* **PROBLEM REQUIREMENTS**
Locate every line in the records below that holds the word "jest" and return each one.

* **EXTRACTED DATA**
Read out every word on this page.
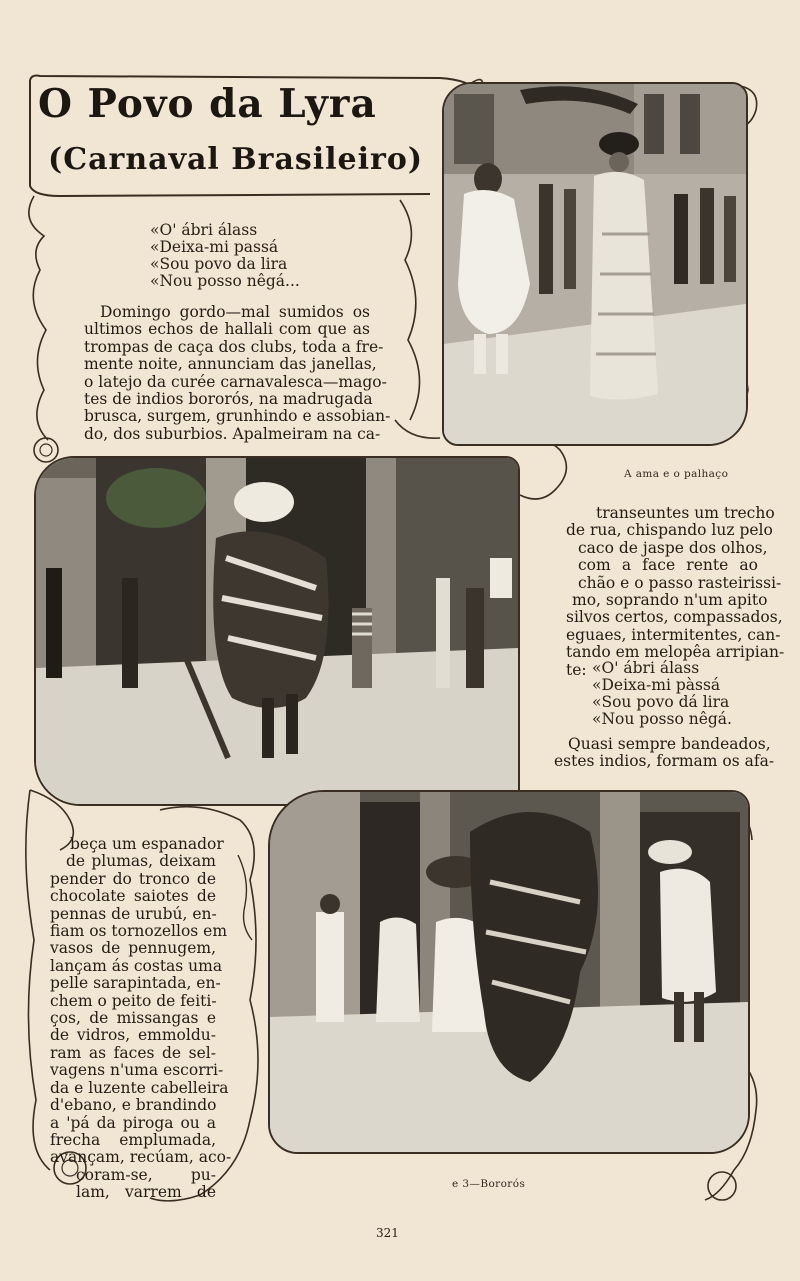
O Povo da Lyra
(Carnaval Brasileiro)
«O' ábri álass
«Deixa-mi passá
«Sou povo da lira
«Nou posso nêgá...
Domingo gordo—mal sumidos os
ultimos echos de hallali com que as
trompas de caça dos clubs, toda a fre-
mente noite, annunciam das janellas,
o latejo da curée carnavalesca—mago-
tes de indios bororós, na madrugada
brusca, surgem, grunhindo e assobian-
do, dos suburbios. Apalmeiram na ca-

A ama e o palhaço

transeuntes um trecho
de rua, chispando luz pelo
caco de jaspe dos olhos,
com a face rente ao
chão e o passo rasteirissi-
mo, soprando n'um apito
silvos certos, compassados,
eguaes, intermitentes, can-
tando em melopêa arripian-
te: «O' ábri álass
«Deixa-mi pàssá
«Sou povo dá lira
«Nou posso nêgá.
Quasi sempre bandeados,
estes indios, formam os afa-
beça um espanador
de plumas, deixam
pender do tronco de
chocolate saiotes de
pennas de urubú, en-
fiam os tornozellos em
vasos de pennugem,
lançam ás costas uma
pelle sarapintada, en-
chem o peito de feiti-
ços, de missangas e
de vidros, emmoldu-
ram as faces de sel-
vagens n'uma escorri-
da e luzente cabelleira
d'ebano, e brandindo
a 'pá da piroga ou a
frecha emplumada,
avançam, recúam, aco-
coram-se, pu-
lam, varrem de	e 3—Bororós

321
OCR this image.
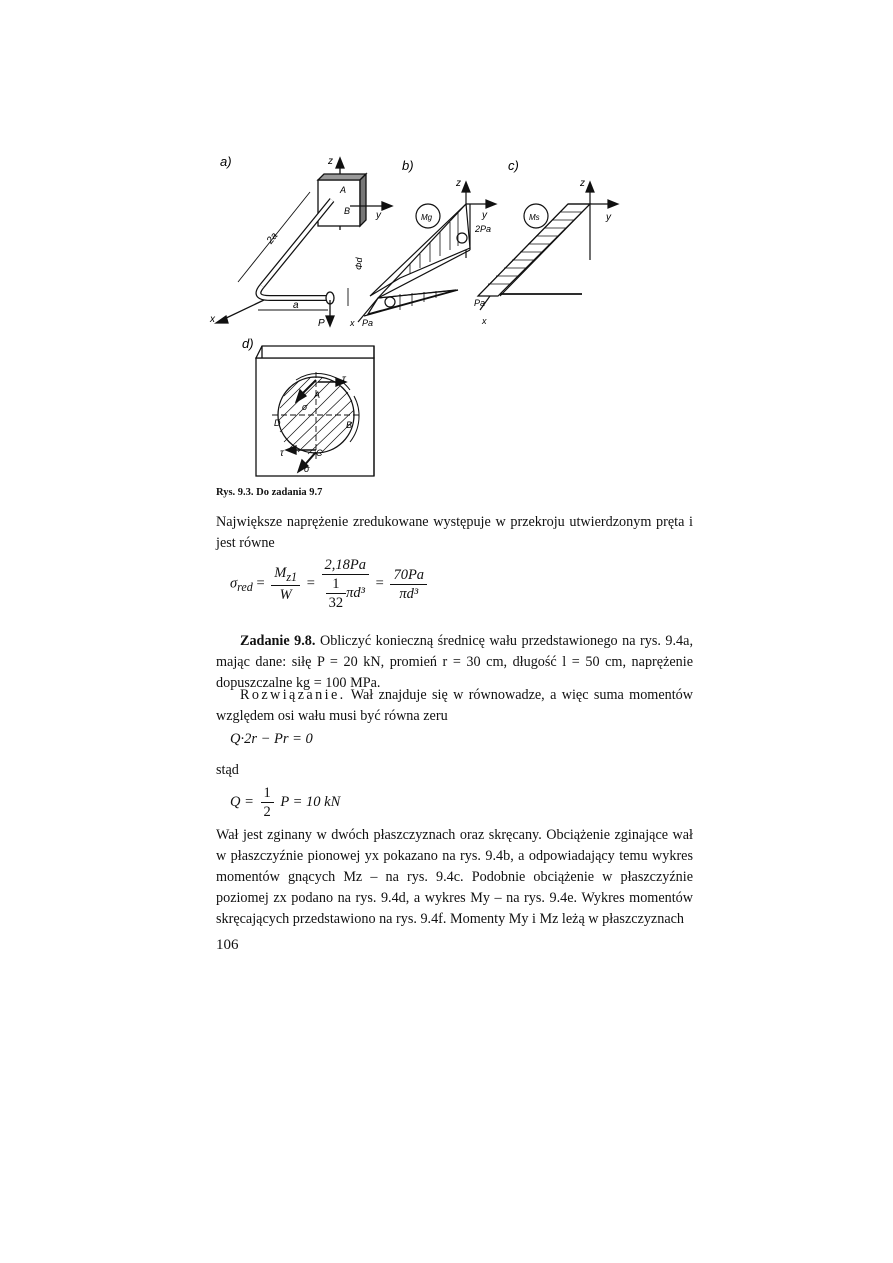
a)	b)	c)
z
y
A
B
2a
a
Φd
P
x
Mg
z
y
2Pa
x Pa
Ms
z
y
Pa
x
d)
τ
A
σ
D	B
τ	C
σ
Rys. 9.3. Do zadania 9.7
Największe naprężenie zredukowane występuje w przekroju utwierdzonym pręta i jest równe
$\sigma_{red} = \frac{M_{z1}}{W} = \frac{2,18Pa}{\frac{1}{32} \pi d^3} = \frac{70Pa}{\text{πd³}}$
Zadanie 9.8. Obliczyć konieczną średnicę wału przedstawionego na rys. 9.4a, mając dane: siłę P = 20 kN, promień r = 30 cm, długość l = 50 cm, naprężenie dopuszczalne kg = 100 MPa.
Rozwiązanie. Wał znajduje się w równowadze, a więc suma momentów względem osi wału musi być równa zeru
Q·2r − Pr = 0
stąd
$Q = \frac{1}{2}$ P = 10 kN
Wał jest zginany w dwóch płaszczyznach oraz skręcany. Obciążenie zginające wał w płaszczyźnie pionowej yx pokazano na rys. 9.4b, a odpowiadający temu wykres momentów gnących Mz – na rys. 9.4c. Podobnie obciążenie w płaszczyźnie poziomej zx podano na rys. 9.4d, a wykres My – na rys. 9.4e. Wykres momentów skręcających przedstawiono na rys. 9.4f. Momenty My i Mz leżą w płaszczyznach
106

* **IN RESPONSE**
Największe naprężenie zredukowane występuje w przekroju utwierdzonym pręta i jest równe
Wał jest zginany w dwóch płaszczyznach oraz skręcany. Obciążenie zginające wał w płaszczyźnie pionowej yx pokazano na rys. 9.4b, a odpowiadający temu wykres momentów gnących Mz – na rys. 9.4c. Podobnie obciążenie w płaszczyźnie poziomej zx podano na rys. 9.4d, a wykres My – na rys. 9.4e. Wykres momentów skręcających przedstawiono na rys. 9.4f. Momenty My i Mz leżą w płaszczyznach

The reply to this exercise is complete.